▶ What you need to do
Rewrite these lines with every "Point" changed to "Marker" and nothing else altered. Leave out the pictures.

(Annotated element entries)
+++
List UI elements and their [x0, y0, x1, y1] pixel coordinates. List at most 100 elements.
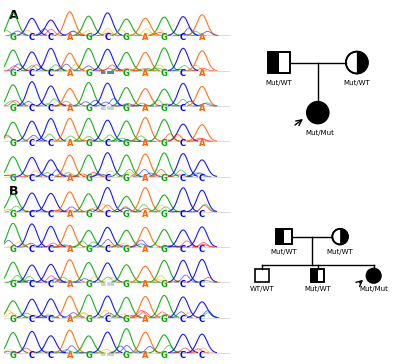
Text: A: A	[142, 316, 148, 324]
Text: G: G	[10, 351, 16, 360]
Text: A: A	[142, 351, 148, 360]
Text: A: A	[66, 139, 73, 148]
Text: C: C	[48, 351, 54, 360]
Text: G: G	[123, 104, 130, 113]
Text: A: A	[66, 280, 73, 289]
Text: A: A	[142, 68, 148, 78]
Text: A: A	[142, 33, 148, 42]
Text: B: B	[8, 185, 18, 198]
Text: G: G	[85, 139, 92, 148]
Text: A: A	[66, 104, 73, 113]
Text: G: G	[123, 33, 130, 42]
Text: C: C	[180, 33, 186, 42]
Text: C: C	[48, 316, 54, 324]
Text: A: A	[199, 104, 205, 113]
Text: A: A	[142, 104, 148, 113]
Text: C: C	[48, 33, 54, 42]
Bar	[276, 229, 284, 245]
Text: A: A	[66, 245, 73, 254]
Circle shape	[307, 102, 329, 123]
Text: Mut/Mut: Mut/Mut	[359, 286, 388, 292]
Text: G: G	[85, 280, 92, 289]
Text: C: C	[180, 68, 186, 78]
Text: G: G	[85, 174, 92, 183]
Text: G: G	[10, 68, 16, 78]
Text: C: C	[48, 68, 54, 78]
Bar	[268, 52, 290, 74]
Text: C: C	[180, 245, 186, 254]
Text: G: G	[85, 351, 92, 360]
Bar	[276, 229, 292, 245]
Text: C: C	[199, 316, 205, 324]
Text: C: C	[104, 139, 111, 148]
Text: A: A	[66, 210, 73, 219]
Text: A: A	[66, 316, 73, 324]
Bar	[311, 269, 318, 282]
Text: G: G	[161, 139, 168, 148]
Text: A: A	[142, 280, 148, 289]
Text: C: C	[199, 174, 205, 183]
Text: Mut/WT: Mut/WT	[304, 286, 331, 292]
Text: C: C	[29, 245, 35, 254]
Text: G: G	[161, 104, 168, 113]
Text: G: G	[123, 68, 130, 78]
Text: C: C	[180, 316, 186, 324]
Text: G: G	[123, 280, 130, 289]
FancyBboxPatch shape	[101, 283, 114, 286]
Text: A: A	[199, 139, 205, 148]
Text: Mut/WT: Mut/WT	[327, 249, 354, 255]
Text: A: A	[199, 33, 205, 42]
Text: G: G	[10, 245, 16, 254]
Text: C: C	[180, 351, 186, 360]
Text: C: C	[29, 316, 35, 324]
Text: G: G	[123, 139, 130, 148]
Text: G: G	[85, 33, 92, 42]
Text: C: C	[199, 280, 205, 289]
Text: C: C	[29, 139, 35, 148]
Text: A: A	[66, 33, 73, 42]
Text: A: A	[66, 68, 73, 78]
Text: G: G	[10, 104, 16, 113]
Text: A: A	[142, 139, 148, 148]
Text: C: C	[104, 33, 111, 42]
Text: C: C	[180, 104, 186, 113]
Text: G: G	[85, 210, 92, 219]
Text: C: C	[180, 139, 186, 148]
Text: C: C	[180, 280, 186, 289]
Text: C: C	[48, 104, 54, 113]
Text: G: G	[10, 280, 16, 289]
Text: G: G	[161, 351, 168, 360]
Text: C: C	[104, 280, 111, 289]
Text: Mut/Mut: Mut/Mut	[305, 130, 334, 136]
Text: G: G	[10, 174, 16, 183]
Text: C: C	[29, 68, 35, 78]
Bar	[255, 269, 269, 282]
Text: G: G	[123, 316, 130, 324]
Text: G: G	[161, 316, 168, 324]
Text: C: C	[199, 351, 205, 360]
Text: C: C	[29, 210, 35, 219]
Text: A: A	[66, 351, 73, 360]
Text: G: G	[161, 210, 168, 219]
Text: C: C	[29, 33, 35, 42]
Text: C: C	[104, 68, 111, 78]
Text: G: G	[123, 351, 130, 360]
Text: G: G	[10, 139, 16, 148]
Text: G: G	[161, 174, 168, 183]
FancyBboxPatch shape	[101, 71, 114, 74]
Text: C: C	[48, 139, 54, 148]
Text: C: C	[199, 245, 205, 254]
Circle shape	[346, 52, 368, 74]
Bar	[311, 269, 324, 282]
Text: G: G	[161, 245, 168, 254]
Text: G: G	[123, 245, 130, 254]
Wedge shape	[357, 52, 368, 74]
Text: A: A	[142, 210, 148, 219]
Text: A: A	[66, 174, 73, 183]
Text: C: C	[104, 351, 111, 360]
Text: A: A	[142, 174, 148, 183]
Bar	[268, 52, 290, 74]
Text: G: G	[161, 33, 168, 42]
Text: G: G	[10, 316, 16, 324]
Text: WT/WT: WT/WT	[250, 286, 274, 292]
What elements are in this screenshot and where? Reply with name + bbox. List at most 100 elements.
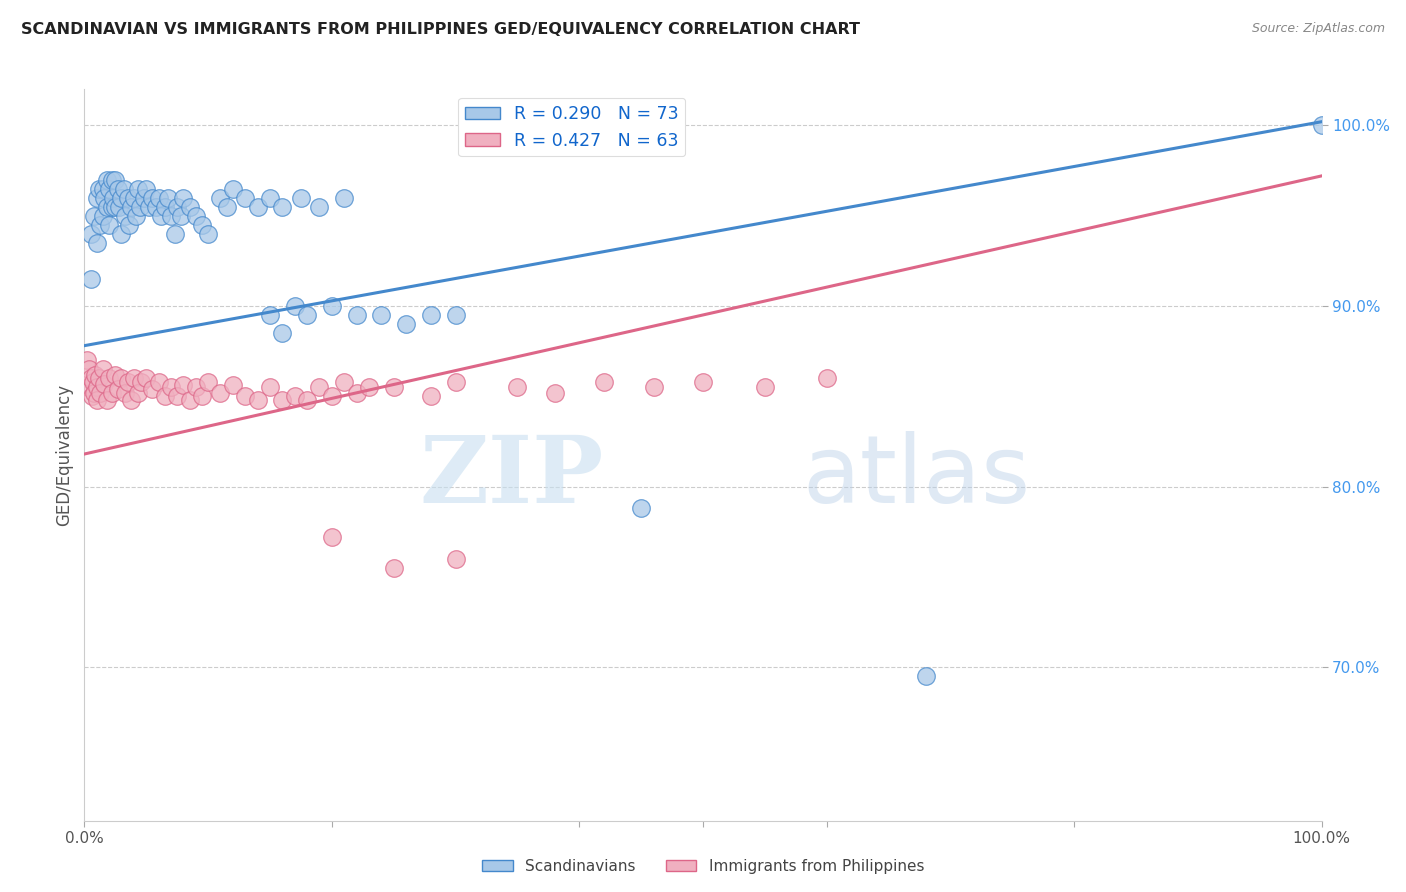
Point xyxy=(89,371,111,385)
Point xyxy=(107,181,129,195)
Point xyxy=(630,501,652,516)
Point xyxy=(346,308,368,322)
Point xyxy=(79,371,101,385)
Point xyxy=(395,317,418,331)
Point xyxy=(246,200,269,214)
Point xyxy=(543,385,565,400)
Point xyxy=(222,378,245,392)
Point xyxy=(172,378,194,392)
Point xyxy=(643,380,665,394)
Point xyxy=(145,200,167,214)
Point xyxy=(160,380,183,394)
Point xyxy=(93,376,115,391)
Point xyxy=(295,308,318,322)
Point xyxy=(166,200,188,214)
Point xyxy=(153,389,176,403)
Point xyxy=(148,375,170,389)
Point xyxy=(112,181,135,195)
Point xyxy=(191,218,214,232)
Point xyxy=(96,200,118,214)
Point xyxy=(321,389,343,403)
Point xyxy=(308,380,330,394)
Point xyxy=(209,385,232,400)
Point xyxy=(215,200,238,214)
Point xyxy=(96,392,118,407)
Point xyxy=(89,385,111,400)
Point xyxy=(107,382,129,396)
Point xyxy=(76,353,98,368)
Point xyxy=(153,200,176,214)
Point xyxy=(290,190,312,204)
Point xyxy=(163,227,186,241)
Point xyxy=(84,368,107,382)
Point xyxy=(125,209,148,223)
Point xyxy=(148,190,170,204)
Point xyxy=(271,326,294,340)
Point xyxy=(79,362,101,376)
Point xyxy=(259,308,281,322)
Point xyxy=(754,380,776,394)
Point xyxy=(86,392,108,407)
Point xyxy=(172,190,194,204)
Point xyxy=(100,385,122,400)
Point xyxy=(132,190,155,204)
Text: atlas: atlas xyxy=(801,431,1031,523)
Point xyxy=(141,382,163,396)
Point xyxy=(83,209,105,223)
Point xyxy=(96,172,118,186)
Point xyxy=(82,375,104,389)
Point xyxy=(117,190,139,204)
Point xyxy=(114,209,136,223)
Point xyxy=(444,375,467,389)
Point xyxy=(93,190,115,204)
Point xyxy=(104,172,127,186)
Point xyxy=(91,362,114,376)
+++
▶ Exercise answer
List UI elements and their [x0, y0, x1, y1] pixel coordinates. List at most 100 elements.
Text: A: A	[142, 316, 148, 324]
Text: G: G	[10, 351, 16, 360]
Text: A: A	[142, 351, 148, 360]
Text: A: A	[66, 139, 73, 148]
Text: C: C	[48, 351, 54, 360]
Text: G: G	[123, 104, 130, 113]
Text: A: A	[66, 280, 73, 289]
Text: A: A	[142, 68, 148, 78]
Text: A: A	[142, 33, 148, 42]
Text: B: B	[8, 185, 18, 198]
Text: G: G	[85, 139, 92, 148]
Text: A: A	[66, 104, 73, 113]
Text: G: G	[123, 33, 130, 42]
Text: C: C	[180, 33, 186, 42]
Text: C: C	[48, 316, 54, 324]
Text: A: A	[199, 104, 205, 113]
Text: A: A	[142, 104, 148, 113]
Text: C: C	[48, 33, 54, 42]
Bar	[276, 229, 284, 245]
Text: A: A	[66, 245, 73, 254]
Circle shape	[307, 102, 329, 123]
Text: Mut/Mut: Mut/Mut	[359, 286, 388, 292]
Text: G: G	[85, 280, 92, 289]
Text: C: C	[180, 68, 186, 78]
Text: G: G	[85, 174, 92, 183]
Text: G: G	[10, 68, 16, 78]
Text: C: C	[48, 68, 54, 78]
Bar	[268, 52, 290, 74]
Text: C: C	[180, 245, 186, 254]
Text: G: G	[85, 351, 92, 360]
Bar	[276, 229, 292, 245]
Text: C: C	[199, 316, 205, 324]
Text: C: C	[104, 139, 111, 148]
Text: A: A	[66, 210, 73, 219]
Text: A: A	[66, 316, 73, 324]
Bar	[311, 269, 318, 282]
Text: G: G	[161, 139, 168, 148]
Text: A: A	[142, 280, 148, 289]
Text: C: C	[199, 174, 205, 183]
Text: Mut/WT: Mut/WT	[304, 286, 331, 292]
Text: C: C	[29, 245, 35, 254]
Text: G: G	[161, 104, 168, 113]
Text: G: G	[123, 68, 130, 78]
Text: C: C	[180, 316, 186, 324]
Text: G: G	[123, 280, 130, 289]
FancyBboxPatch shape	[101, 283, 114, 286]
Text: A: A	[199, 139, 205, 148]
Text: Mut/WT: Mut/WT	[327, 249, 354, 255]
Text: A: A	[199, 33, 205, 42]
Text: G: G	[10, 245, 16, 254]
Text: C: C	[180, 351, 186, 360]
Text: C: C	[29, 316, 35, 324]
Text: G: G	[123, 139, 130, 148]
Text: G: G	[85, 33, 92, 42]
Text: C: C	[199, 280, 205, 289]
Text: C: C	[29, 139, 35, 148]
Text: A: A	[66, 33, 73, 42]
Text: A: A	[66, 68, 73, 78]
Text: G: G	[10, 104, 16, 113]
Text: A: A	[142, 139, 148, 148]
Text: C: C	[104, 33, 111, 42]
Text: C: C	[180, 104, 186, 113]
Text: G: G	[85, 210, 92, 219]
Text: C: C	[180, 139, 186, 148]
Text: C: C	[180, 280, 186, 289]
Text: C: C	[48, 104, 54, 113]
Text: G: G	[10, 280, 16, 289]
Text: G: G	[161, 351, 168, 360]
Text: C: C	[104, 280, 111, 289]
Text: Mut/Mut: Mut/Mut	[305, 130, 334, 136]
Text: G: G	[10, 174, 16, 183]
Text: C: C	[29, 68, 35, 78]
Bar	[255, 269, 269, 282]
Text: G: G	[123, 316, 130, 324]
Text: G: G	[161, 316, 168, 324]
Text: C: C	[199, 351, 205, 360]
Text: C: C	[29, 210, 35, 219]
Text: A: A	[66, 351, 73, 360]
Text: G: G	[161, 210, 168, 219]
Text: C: C	[29, 33, 35, 42]
Text: C: C	[104, 68, 111, 78]
Text: G: G	[123, 351, 130, 360]
Text: G: G	[10, 139, 16, 148]
Text: G: G	[161, 174, 168, 183]
FancyBboxPatch shape	[101, 71, 114, 74]
Text: C: C	[48, 139, 54, 148]
Text: C: C	[199, 245, 205, 254]
Circle shape	[346, 52, 368, 74]
Bar	[311, 269, 324, 282]
Text: G: G	[161, 245, 168, 254]
Text: G: G	[123, 245, 130, 254]
Wedge shape	[357, 52, 368, 74]
Text: A: A	[142, 210, 148, 219]
Text: A: A	[66, 174, 73, 183]
Text: C: C	[104, 351, 111, 360]
Text: A: A	[142, 174, 148, 183]
Bar	[268, 52, 290, 74]
Text: G: G	[161, 33, 168, 42]
Text: G: G	[10, 316, 16, 324]
Text: WT/WT: WT/WT	[250, 286, 274, 292]
What elements are in this screenshot and where? Reply with name + bbox. List at most 100 elements.
Marker xyxy=(89,371,111,385)
Marker xyxy=(107,181,129,195)
Marker xyxy=(630,501,652,516)
Marker xyxy=(346,308,368,322)
Marker xyxy=(79,371,101,385)
Marker xyxy=(395,317,418,331)
Marker xyxy=(246,200,269,214)
Marker xyxy=(543,385,565,400)
Marker xyxy=(222,378,245,392)
Marker xyxy=(172,378,194,392)
Marker xyxy=(643,380,665,394)
Marker xyxy=(145,200,167,214)
Marker xyxy=(160,380,183,394)
Marker xyxy=(93,376,115,391)
Marker xyxy=(295,308,318,322)
Marker xyxy=(166,200,188,214)
Marker xyxy=(153,389,176,403)
Marker xyxy=(148,375,170,389)
Marker xyxy=(112,181,135,195)
Marker xyxy=(191,218,214,232)
Marker xyxy=(96,200,118,214)
Marker xyxy=(321,389,343,403)
Marker xyxy=(308,380,330,394)
Marker xyxy=(209,385,232,400)
Marker xyxy=(215,200,238,214)
Marker xyxy=(96,392,118,407)
Marker xyxy=(89,385,111,400)
Marker xyxy=(107,382,129,396)
Marker xyxy=(76,353,98,368)
Marker xyxy=(153,200,176,214)
Marker xyxy=(290,190,312,204)
Marker xyxy=(163,227,186,241)
Marker xyxy=(84,368,107,382)
Marker xyxy=(125,209,148,223)
Marker xyxy=(148,190,170,204)
Marker xyxy=(271,326,294,340)
Marker xyxy=(79,362,101,376)
Marker xyxy=(259,308,281,322)
Marker xyxy=(754,380,776,394)
Marker xyxy=(86,392,108,407)
Marker xyxy=(172,190,194,204)
Marker xyxy=(100,385,122,400)
Marker xyxy=(132,190,155,204)
Text: atlas: atlas xyxy=(801,431,1031,523)
Marker xyxy=(141,382,163,396)
Marker xyxy=(83,209,105,223)
Marker xyxy=(96,172,118,186)
Marker xyxy=(82,375,104,389)
Marker xyxy=(117,190,139,204)
Marker xyxy=(114,209,136,223)
Marker xyxy=(444,375,467,389)
Marker xyxy=(93,190,115,204)
Marker xyxy=(104,172,127,186)
Marker xyxy=(91,362,114,376)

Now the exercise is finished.